## Exercise material
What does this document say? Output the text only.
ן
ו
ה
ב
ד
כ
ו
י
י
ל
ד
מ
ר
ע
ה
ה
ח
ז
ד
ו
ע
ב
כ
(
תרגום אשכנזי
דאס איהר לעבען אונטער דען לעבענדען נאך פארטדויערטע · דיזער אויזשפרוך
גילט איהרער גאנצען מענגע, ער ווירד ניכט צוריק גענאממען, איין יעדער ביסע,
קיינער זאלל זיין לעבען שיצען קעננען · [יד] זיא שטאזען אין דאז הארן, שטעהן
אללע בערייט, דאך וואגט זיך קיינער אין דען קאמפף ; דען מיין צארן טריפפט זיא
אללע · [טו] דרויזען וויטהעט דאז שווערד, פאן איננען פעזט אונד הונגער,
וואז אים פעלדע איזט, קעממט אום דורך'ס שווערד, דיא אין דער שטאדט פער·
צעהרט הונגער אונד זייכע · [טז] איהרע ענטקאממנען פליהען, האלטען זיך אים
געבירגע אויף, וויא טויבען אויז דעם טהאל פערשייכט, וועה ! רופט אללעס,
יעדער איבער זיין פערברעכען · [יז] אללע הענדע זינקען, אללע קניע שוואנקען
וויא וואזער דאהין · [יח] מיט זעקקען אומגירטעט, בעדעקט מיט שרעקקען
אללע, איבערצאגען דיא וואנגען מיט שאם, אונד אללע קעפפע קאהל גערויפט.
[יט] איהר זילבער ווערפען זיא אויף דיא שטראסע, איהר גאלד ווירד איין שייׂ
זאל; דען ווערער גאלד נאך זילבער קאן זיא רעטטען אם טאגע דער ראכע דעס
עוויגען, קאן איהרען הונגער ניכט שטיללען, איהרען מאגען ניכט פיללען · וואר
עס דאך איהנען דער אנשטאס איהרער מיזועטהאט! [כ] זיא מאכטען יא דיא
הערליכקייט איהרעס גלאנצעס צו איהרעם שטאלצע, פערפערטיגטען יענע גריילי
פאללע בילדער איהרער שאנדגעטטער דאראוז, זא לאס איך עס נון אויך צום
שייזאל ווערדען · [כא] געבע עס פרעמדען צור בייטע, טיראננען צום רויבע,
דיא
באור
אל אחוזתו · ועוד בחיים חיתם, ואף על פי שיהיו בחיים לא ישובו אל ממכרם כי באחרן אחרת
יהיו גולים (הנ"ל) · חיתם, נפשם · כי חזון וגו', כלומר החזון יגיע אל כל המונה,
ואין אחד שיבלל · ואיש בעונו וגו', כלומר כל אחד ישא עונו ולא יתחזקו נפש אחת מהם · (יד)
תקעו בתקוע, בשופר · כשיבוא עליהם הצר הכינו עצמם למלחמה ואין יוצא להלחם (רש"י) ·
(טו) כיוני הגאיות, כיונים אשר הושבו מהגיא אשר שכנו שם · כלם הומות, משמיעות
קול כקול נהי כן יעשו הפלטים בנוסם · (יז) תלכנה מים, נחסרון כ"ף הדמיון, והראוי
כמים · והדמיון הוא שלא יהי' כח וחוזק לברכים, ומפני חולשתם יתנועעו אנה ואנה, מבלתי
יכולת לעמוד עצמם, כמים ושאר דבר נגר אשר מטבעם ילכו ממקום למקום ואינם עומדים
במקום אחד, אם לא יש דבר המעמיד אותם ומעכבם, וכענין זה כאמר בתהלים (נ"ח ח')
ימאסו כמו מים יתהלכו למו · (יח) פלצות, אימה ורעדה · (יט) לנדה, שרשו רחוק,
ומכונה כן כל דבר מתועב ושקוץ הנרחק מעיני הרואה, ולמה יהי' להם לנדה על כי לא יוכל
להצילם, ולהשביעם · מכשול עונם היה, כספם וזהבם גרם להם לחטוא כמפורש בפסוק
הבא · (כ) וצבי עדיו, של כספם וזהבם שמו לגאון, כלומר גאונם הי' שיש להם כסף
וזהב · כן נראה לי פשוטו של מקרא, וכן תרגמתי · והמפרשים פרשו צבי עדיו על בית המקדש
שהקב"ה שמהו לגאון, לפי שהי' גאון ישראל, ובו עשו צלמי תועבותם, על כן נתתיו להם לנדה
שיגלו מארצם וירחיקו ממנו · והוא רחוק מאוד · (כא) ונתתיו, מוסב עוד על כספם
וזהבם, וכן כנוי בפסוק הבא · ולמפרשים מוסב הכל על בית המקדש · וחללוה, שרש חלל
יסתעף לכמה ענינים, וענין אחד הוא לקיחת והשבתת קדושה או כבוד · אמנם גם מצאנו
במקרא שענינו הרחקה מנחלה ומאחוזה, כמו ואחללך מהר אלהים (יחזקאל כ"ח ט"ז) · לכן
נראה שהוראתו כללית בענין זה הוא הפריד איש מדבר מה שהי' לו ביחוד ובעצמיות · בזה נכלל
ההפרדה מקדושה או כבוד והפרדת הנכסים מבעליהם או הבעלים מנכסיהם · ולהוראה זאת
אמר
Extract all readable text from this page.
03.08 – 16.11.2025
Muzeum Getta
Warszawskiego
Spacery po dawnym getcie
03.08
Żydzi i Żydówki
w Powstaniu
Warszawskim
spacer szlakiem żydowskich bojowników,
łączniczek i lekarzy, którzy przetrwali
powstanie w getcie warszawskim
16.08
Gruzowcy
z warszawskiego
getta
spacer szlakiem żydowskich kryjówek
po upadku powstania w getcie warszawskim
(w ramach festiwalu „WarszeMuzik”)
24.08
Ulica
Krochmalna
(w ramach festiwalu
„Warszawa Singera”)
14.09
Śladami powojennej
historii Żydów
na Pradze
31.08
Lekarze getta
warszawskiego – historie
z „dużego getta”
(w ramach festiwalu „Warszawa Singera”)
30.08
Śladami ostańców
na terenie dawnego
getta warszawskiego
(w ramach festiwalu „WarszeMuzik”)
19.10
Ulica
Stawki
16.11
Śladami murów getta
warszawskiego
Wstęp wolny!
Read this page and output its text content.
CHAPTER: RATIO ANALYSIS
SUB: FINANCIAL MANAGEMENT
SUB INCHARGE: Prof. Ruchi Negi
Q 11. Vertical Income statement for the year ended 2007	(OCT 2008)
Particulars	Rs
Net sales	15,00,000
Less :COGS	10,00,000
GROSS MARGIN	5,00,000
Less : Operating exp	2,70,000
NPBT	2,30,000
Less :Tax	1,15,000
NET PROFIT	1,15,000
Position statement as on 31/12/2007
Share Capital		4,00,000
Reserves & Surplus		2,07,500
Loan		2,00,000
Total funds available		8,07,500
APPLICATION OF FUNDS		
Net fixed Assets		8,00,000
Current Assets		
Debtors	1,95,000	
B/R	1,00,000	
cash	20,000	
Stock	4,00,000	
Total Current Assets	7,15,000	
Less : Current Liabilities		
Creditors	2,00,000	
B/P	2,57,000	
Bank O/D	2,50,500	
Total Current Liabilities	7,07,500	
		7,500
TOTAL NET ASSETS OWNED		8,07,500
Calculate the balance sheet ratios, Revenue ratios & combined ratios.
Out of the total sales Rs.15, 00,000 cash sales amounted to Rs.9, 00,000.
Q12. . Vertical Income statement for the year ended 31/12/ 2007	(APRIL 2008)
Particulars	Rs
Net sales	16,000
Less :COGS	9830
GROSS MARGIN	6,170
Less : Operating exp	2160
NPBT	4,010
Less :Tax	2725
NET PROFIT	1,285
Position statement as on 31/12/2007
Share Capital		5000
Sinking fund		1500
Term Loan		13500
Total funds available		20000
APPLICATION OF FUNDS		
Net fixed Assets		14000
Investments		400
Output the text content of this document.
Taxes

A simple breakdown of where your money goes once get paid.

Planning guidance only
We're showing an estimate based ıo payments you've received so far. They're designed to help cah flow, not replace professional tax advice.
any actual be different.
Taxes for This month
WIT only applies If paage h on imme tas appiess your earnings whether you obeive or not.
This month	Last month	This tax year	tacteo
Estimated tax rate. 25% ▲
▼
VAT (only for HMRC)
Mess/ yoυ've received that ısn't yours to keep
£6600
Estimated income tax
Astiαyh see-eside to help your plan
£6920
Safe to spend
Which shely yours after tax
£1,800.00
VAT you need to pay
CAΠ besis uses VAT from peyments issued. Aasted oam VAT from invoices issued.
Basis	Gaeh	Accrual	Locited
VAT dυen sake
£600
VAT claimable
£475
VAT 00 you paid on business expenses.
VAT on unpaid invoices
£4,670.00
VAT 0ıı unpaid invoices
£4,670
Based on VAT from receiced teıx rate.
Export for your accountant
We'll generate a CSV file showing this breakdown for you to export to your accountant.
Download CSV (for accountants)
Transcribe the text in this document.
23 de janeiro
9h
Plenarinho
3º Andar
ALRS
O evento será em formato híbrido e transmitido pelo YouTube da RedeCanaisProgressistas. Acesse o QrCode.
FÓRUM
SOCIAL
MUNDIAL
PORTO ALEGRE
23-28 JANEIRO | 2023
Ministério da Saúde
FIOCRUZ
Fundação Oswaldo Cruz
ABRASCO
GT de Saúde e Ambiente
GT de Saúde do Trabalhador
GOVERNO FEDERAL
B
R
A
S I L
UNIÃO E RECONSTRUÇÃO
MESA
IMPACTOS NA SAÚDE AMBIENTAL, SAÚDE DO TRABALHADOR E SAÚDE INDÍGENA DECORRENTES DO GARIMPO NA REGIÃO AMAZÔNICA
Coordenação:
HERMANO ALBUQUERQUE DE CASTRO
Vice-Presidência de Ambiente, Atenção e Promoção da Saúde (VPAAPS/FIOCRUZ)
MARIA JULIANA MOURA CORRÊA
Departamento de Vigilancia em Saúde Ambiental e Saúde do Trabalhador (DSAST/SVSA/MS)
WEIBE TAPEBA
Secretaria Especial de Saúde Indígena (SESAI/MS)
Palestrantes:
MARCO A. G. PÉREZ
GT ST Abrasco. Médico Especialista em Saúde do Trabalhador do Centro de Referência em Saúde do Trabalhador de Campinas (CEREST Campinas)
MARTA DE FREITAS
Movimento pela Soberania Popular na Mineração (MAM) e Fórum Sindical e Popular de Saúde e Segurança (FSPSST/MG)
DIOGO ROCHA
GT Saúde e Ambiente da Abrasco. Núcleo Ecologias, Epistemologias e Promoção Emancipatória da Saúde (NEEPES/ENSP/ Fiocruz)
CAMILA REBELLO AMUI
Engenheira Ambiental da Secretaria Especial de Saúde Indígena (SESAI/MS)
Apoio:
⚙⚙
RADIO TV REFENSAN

## Task goal
Provide only the number of lines in the records containing the string "בפסוק".

## Exercise output
2